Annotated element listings
---+---

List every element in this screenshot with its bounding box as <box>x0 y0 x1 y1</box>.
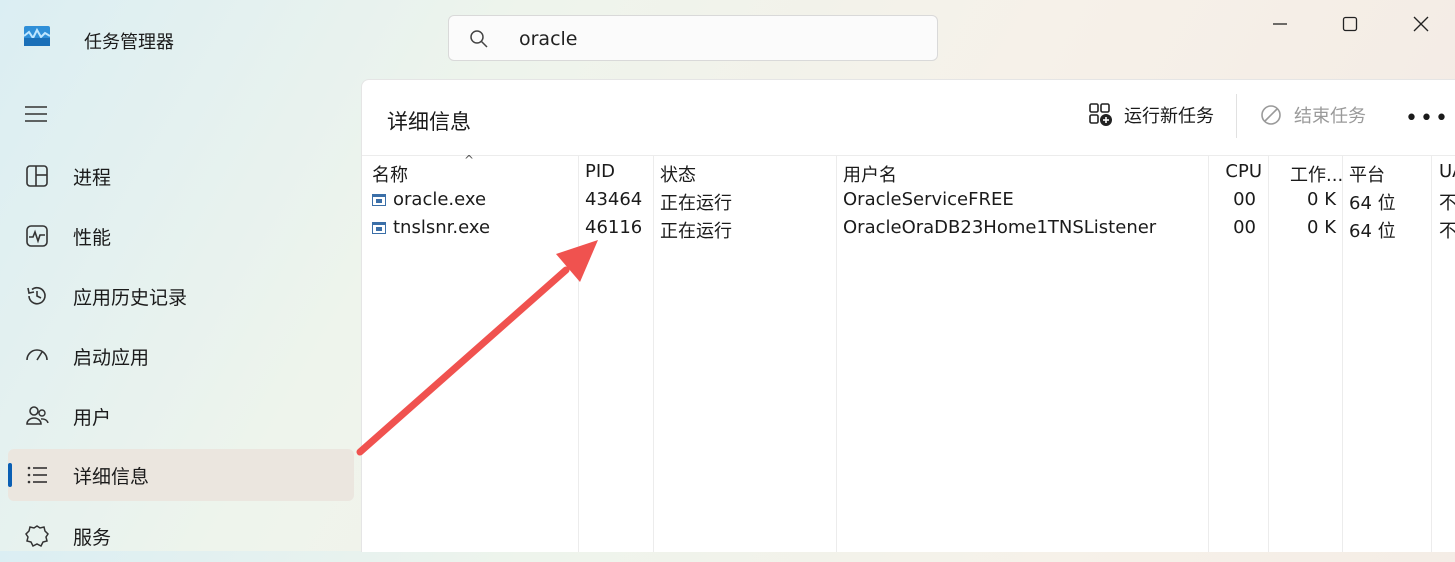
column-header-memory[interactable]: 工作... <box>1290 161 1343 187</box>
run-new-task-icon <box>1089 103 1112 126</box>
sidebar-item-label: 应用历史记录 <box>73 286 188 309</box>
minimize-button[interactable] <box>1266 12 1294 36</box>
column-header-uac[interactable]: UA <box>1439 161 1455 182</box>
process-memory: 0 K <box>1307 217 1336 238</box>
column-header-pid[interactable]: PID <box>585 161 615 182</box>
process-status: 正在运行 <box>660 221 732 242</box>
sort-ascending-icon: ^ <box>464 153 475 167</box>
sidebar-item-performance[interactable]: 性能 <box>8 210 354 262</box>
search-box[interactable]: oracle <box>448 15 938 61</box>
sidebar-item-label: 性能 <box>73 226 112 249</box>
process-name: oracle.exe <box>393 189 487 210</box>
details-icon <box>27 466 47 484</box>
details-table: ^ 名称 PID 状态 用户名 CPU 工作... 平台 UA oracle.e… <box>362 153 1455 552</box>
process-username: OracleOraDB23Home1TNSListener <box>843 217 1157 238</box>
column-header-username[interactable]: 用户名 <box>843 161 897 187</box>
sidebar-item-app-history[interactable]: 应用历史记录 <box>8 270 354 322</box>
history-icon <box>27 286 46 305</box>
process-uac: 不 <box>1439 221 1455 242</box>
process-uac: 不 <box>1439 193 1455 214</box>
column-header-cpu[interactable]: CPU <box>1208 161 1262 182</box>
process-platform: 64 位 <box>1349 193 1396 214</box>
process-pid: 43464 <box>585 189 643 210</box>
toolbar-divider <box>1236 94 1237 138</box>
users-icon <box>26 406 49 425</box>
app-title: 任务管理器 <box>84 32 174 53</box>
more-options-button[interactable]: ••• <box>1405 106 1450 131</box>
sidebar-item-details[interactable]: 详细信息 <box>8 449 354 501</box>
sidebar-item-services[interactable]: 服务 <box>8 510 354 562</box>
maximize-icon <box>1342 16 1358 32</box>
search-icon <box>470 30 488 48</box>
process-pid: 46116 <box>585 217 643 238</box>
sidebar-item-users[interactable]: 用户 <box>8 390 354 442</box>
process-platform: 64 位 <box>1349 221 1396 242</box>
close-button[interactable] <box>1407 12 1435 36</box>
page-title: 详细信息 <box>387 110 471 134</box>
sidebar-item-label: 进程 <box>73 166 112 189</box>
close-icon <box>1413 16 1429 32</box>
startup-icon <box>26 349 48 361</box>
run-new-task-label: 运行新任务 <box>1124 106 1214 127</box>
processes-icon <box>26 165 48 187</box>
process-icon <box>372 194 386 206</box>
search-input[interactable]: oracle <box>519 28 578 50</box>
sidebar-item-label: 详细信息 <box>73 465 150 488</box>
process-name: tnslsnr.exe <box>393 217 491 238</box>
process-cpu: 00 <box>1233 189 1256 210</box>
sidebar-item-label: 启动应用 <box>73 346 150 369</box>
task-manager-app-icon <box>24 26 50 46</box>
services-icon <box>25 525 49 548</box>
end-task-label: 结束任务 <box>1294 106 1366 127</box>
sidebar-item-label: 服务 <box>73 526 112 549</box>
process-username: OracleServiceFREE <box>843 189 1014 210</box>
process-memory: 0 K <box>1307 189 1336 210</box>
sidebar-item-processes[interactable]: 进程 <box>8 150 354 202</box>
column-header-name[interactable]: 名称 <box>372 161 408 187</box>
sidebar-item-startup[interactable]: 启动应用 <box>8 330 354 382</box>
hamburger-menu-icon[interactable] <box>24 104 48 124</box>
process-cpu: 00 <box>1233 217 1256 238</box>
process-icon <box>372 222 386 234</box>
end-task-button[interactable]: 结束任务 <box>1258 102 1366 128</box>
performance-icon <box>26 225 48 247</box>
sidebar-item-label: 用户 <box>73 406 112 429</box>
process-status: 正在运行 <box>660 193 732 214</box>
column-header-status[interactable]: 状态 <box>660 161 696 187</box>
column-header-platform[interactable]: 平台 <box>1349 161 1385 187</box>
end-task-icon <box>1261 105 1281 125</box>
maximize-button[interactable] <box>1336 12 1364 36</box>
run-new-task-button[interactable]: 运行新任务 <box>1088 102 1214 128</box>
minimize-icon <box>1273 23 1287 25</box>
details-panel: 详细信息 运行新任务 结束任务 ••• ^ 名称 PID 状态 用户名 CPU … <box>361 79 1455 552</box>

---+---

OBJECTIVE: Convert every line of the data above into a numbered list, omitting blank lines. Leave out the pictures.

PROBLEM SOLUTION:
1. List every element in this screenshot with its bounding box as <box>x0 y0 x1 y1</box>.
2. column-header-memory[interactable]: 工作... <box>1290 161 1343 187</box>
3. run-new-task-icon <box>1089 103 1112 126</box>
4. sidebar-item-label: 应用历史记录 <box>73 286 188 309</box>
5. minimize-button[interactable] <box>1266 12 1294 36</box>
6. column-header-uac[interactable]: UA <box>1439 161 1455 182</box>
7. process-memory: 0 K <box>1307 217 1336 238</box>
8. column-header-pid[interactable]: PID <box>585 161 615 182</box>
9. process-status: 正在运行 <box>660 221 732 242</box>
10. sort-ascending-icon: ^ <box>464 153 475 167</box>
11. sidebar-item-performance[interactable]: 性能 <box>8 210 354 262</box>
12. search-box[interactable]: oracle <box>448 15 938 61</box>
13. sidebar-item-label: 性能 <box>73 226 112 249</box>
14. process-name: oracle.exe <box>393 189 487 210</box>
15. details-icon <box>27 466 47 484</box>
16. details-table: ^ 名称 PID 状态 用户名 CPU 工作... 平台 UA oracle.e… <box>362 153 1455 552</box>
17. process-username: OracleOraDB23Home1TNSListener <box>843 217 1157 238</box>
18. column-header-username[interactable]: 用户名 <box>843 161 897 187</box>
19. sidebar-item-app-history[interactable]: 应用历史记录 <box>8 270 354 322</box>
20. history-icon <box>27 286 46 305</box>
21. process-uac: 不 <box>1439 221 1455 242</box>
22. process-uac: 不 <box>1439 193 1455 214</box>
23. column-header-cpu[interactable]: CPU <box>1208 161 1262 182</box>
24. process-platform: 64 位 <box>1349 193 1396 214</box>
25. process-pid: 43464 <box>585 189 643 210</box>
26. toolbar-divider <box>1236 94 1237 138</box>
27. users-icon <box>26 406 49 425</box>
28. app-title: 任务管理器 <box>84 32 174 53</box>
29. more-options-button[interactable]: ••• <box>1405 106 1450 131</box>
30. sidebar-item-details[interactable]: 详细信息 <box>8 449 354 501</box>
31. sidebar-item-services[interactable]: 服务 <box>8 510 354 562</box>
32. maximize-icon <box>1342 16 1358 32</box>
33. search-icon <box>470 30 488 48</box>
34. process-pid: 46116 <box>585 217 643 238</box>
35. sidebar-item-users[interactable]: 用户 <box>8 390 354 442</box>
36. process-platform: 64 位 <box>1349 221 1396 242</box>
37. close-button[interactable] <box>1407 12 1435 36</box>
38. page-title: 详细信息 <box>387 110 471 134</box>
39. sidebar-item-label: 进程 <box>73 166 112 189</box>
40. close-icon <box>1413 16 1429 32</box>
41. startup-icon <box>26 349 48 361</box>
42. run-new-task-label: 运行新任务 <box>1124 106 1214 127</box>
43. processes-icon <box>26 165 48 187</box>
44. process-icon <box>372 194 386 206</box>
45. search-input[interactable]: oracle <box>519 28 578 50</box>
46. sidebar-item-label: 详细信息 <box>73 465 150 488</box>
47. process-name: tnslsnr.exe <box>393 217 491 238</box>
48. process-cpu: 00 <box>1233 189 1256 210</box>
49. sidebar-item-label: 启动应用 <box>73 346 150 369</box>
50. task-manager-app-icon <box>24 26 50 46</box>
51. services-icon <box>25 525 49 548</box>
52. end-task-label: 结束任务 <box>1294 106 1366 127</box>
53. sidebar-item-label: 服务 <box>73 526 112 549</box>
54. process-username: OracleServiceFREE <box>843 189 1014 210</box>
55. process-memory: 0 K <box>1307 189 1336 210</box>
56. sidebar-item-processes[interactable]: 进程 <box>8 150 354 202</box>
57. column-header-name[interactable]: 名称 <box>372 161 408 187</box>
58. sidebar-item-startup[interactable]: 启动应用 <box>8 330 354 382</box>
59. hamburger-menu-icon[interactable] <box>24 104 48 124</box>
60. process-cpu: 00 <box>1233 217 1256 238</box>
61. process-icon <box>372 222 386 234</box>
62. end-task-button[interactable]: 结束任务 <box>1258 102 1366 128</box>
63. performance-icon <box>26 225 48 247</box>
64. sidebar-item-label: 用户 <box>73 406 112 429</box>
65. process-status: 正在运行 <box>660 193 732 214</box>
66. column-header-status[interactable]: 状态 <box>660 161 696 187</box>
67. column-header-platform[interactable]: 平台 <box>1349 161 1385 187</box>
68. end-task-icon <box>1261 105 1281 125</box>
69. maximize-button[interactable] <box>1336 12 1364 36</box>
70. run-new-task-button[interactable]: 运行新任务 <box>1088 102 1214 128</box>
71. minimize-icon <box>1273 23 1287 25</box>
72. details-panel: 详细信息 运行新任务 结束任务 ••• ^ 名称 PID 状态 用户名 CPU … <box>361 79 1455 552</box>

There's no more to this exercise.